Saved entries

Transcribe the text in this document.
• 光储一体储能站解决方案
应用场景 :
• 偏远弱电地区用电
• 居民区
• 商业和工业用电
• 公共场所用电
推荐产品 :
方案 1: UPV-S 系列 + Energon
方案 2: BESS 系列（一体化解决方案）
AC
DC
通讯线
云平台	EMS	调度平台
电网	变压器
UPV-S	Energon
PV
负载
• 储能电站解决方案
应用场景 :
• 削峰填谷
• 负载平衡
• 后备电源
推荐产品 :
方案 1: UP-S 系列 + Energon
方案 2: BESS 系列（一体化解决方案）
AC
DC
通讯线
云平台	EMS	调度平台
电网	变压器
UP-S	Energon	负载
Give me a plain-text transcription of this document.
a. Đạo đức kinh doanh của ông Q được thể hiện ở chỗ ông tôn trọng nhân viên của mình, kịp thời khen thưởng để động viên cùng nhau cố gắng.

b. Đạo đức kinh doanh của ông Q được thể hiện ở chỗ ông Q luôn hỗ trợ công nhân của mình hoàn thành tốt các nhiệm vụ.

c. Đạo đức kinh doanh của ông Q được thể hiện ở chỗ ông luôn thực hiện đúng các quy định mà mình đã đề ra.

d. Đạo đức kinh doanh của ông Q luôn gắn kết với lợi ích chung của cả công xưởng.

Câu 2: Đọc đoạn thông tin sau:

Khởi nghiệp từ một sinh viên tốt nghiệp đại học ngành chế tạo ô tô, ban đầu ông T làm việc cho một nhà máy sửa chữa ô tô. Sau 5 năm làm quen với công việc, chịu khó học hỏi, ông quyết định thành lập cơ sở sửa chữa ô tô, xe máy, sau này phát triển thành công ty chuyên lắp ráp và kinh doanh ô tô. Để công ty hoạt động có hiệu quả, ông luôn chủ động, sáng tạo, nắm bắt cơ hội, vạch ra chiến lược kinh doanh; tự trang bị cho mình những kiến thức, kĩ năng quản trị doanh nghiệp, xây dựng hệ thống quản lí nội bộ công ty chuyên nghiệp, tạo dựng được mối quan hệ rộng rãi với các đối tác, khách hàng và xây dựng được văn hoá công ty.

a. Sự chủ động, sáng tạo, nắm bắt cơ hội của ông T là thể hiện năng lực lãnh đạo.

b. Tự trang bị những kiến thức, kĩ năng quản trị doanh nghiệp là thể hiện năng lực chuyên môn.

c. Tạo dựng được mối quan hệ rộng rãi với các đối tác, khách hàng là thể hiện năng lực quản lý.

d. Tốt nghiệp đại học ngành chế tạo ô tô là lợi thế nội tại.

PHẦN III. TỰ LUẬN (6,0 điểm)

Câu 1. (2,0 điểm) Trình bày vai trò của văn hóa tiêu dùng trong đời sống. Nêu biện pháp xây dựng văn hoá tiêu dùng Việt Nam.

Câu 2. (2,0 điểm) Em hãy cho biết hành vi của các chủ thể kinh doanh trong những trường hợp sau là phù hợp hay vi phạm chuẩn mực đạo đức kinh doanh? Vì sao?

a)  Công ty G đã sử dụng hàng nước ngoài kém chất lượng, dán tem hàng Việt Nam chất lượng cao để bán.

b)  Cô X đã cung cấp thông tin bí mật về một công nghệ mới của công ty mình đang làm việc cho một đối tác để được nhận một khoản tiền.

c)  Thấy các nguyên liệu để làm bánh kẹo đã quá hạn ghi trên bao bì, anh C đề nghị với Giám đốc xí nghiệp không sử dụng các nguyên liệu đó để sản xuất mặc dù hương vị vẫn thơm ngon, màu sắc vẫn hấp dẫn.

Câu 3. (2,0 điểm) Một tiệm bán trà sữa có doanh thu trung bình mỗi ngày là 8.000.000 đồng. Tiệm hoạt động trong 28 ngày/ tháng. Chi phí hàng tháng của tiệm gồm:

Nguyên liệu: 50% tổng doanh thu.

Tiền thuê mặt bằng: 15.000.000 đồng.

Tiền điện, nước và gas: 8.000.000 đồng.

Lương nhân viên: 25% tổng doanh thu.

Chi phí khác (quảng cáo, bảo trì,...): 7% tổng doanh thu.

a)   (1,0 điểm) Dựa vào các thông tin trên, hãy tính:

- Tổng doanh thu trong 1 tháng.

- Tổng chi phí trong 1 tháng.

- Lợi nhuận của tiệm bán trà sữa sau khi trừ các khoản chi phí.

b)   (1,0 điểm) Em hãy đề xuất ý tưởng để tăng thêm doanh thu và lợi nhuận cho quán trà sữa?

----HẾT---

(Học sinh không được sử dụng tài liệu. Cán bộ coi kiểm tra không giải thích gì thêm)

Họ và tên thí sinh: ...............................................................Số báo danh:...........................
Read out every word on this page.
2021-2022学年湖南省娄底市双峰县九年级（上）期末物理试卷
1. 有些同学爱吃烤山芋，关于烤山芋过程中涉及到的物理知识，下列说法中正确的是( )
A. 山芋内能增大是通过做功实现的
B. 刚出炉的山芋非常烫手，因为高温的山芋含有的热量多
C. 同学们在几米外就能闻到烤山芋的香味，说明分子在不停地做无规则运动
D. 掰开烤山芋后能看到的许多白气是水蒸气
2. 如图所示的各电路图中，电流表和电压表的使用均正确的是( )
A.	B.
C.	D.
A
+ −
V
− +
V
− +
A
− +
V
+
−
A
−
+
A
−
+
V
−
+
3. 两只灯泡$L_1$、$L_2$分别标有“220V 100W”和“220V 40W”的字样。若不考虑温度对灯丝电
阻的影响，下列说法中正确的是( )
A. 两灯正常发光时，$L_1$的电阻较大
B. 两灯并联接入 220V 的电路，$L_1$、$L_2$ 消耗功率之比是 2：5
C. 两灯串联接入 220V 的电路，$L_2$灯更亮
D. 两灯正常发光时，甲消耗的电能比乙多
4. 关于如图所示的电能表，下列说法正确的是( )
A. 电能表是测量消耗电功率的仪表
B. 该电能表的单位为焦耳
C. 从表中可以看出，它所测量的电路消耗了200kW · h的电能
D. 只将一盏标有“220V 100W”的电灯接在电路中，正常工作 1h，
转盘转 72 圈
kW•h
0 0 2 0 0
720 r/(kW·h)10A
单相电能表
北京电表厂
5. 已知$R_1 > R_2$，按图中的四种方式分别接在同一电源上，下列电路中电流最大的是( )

Given task:
Looking at the material above, count the lines that hold "Việt" and give the total alone.

Output for this task:
2